Supplied data:
——————————
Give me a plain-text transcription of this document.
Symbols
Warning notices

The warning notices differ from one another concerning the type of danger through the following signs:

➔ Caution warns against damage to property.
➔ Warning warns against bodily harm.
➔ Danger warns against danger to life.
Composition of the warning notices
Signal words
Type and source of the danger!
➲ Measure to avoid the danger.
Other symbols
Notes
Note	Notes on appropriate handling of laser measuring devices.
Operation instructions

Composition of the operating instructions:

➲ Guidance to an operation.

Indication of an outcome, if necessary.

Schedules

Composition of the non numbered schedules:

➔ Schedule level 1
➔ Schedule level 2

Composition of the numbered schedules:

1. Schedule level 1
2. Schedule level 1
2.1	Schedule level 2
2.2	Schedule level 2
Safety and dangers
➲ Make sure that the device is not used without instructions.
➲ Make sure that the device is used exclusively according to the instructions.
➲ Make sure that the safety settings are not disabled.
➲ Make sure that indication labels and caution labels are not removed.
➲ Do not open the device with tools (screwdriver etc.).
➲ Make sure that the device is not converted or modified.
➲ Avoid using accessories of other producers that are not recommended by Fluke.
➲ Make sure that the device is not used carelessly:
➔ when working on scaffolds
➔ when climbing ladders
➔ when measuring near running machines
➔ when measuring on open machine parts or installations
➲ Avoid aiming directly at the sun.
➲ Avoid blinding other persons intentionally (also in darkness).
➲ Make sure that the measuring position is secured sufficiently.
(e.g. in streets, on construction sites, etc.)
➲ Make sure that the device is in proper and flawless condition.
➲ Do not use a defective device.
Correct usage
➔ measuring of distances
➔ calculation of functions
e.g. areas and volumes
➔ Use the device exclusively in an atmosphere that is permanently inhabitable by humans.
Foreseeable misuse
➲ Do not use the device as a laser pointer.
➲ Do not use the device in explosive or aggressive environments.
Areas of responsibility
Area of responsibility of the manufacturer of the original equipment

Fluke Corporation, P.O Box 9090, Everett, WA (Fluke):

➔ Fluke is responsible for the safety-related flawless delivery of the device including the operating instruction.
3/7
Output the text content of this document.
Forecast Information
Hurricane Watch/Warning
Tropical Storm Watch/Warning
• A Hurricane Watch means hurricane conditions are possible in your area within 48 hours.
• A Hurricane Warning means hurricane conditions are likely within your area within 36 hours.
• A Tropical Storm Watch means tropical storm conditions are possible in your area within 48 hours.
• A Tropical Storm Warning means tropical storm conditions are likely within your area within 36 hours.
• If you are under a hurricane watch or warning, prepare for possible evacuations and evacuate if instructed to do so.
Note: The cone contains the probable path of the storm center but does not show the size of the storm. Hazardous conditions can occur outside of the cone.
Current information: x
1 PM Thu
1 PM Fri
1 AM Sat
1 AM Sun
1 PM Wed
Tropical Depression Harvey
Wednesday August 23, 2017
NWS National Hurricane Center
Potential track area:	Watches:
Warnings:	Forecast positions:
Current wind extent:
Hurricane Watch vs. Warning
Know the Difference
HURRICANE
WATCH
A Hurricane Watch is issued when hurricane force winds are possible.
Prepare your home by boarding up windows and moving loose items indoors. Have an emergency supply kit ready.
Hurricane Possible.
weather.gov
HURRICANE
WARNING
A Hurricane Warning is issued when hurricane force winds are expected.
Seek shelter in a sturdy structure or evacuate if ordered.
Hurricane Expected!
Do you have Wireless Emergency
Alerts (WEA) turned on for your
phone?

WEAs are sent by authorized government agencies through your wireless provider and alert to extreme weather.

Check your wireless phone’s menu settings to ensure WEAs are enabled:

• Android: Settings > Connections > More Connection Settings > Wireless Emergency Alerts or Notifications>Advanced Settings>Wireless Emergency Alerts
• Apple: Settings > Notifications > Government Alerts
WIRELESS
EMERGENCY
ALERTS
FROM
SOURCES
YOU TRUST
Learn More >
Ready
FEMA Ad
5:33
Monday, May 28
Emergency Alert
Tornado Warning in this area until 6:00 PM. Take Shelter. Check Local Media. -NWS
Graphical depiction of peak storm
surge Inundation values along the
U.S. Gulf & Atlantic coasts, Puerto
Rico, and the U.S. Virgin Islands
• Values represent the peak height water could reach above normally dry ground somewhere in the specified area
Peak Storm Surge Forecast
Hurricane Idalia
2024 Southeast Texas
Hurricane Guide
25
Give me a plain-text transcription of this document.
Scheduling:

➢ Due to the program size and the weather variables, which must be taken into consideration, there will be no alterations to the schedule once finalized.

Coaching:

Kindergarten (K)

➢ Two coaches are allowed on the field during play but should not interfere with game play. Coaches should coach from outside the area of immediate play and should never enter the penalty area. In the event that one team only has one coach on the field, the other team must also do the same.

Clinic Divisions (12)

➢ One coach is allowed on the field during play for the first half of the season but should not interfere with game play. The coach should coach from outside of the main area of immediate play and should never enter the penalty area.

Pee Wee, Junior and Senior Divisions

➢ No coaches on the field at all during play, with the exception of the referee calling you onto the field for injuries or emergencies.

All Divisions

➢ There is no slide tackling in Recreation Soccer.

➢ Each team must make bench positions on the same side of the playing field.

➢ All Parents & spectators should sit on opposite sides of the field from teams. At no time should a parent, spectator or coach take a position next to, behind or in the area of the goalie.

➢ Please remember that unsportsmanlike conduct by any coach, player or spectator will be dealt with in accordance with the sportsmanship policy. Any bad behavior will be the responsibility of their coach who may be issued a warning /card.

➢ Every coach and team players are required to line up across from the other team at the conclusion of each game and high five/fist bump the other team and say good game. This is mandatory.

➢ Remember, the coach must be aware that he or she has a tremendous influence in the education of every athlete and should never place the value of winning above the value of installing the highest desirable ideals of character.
——————————
What you have to do: Search the entries for the word "issued", then list each line that holds it.

Task result:
A Hurricane Watch is issued when hurricane force winds are possible.
A Hurricane Warning is issued when hurricane force winds are expected.
➢ Please remember that unsportsmanlike conduct by any coach, player or spectator will be dealt with in accordance with the sportsmanship policy. Any bad behavior will be the responsibility of their coach who may be issued a warning /card.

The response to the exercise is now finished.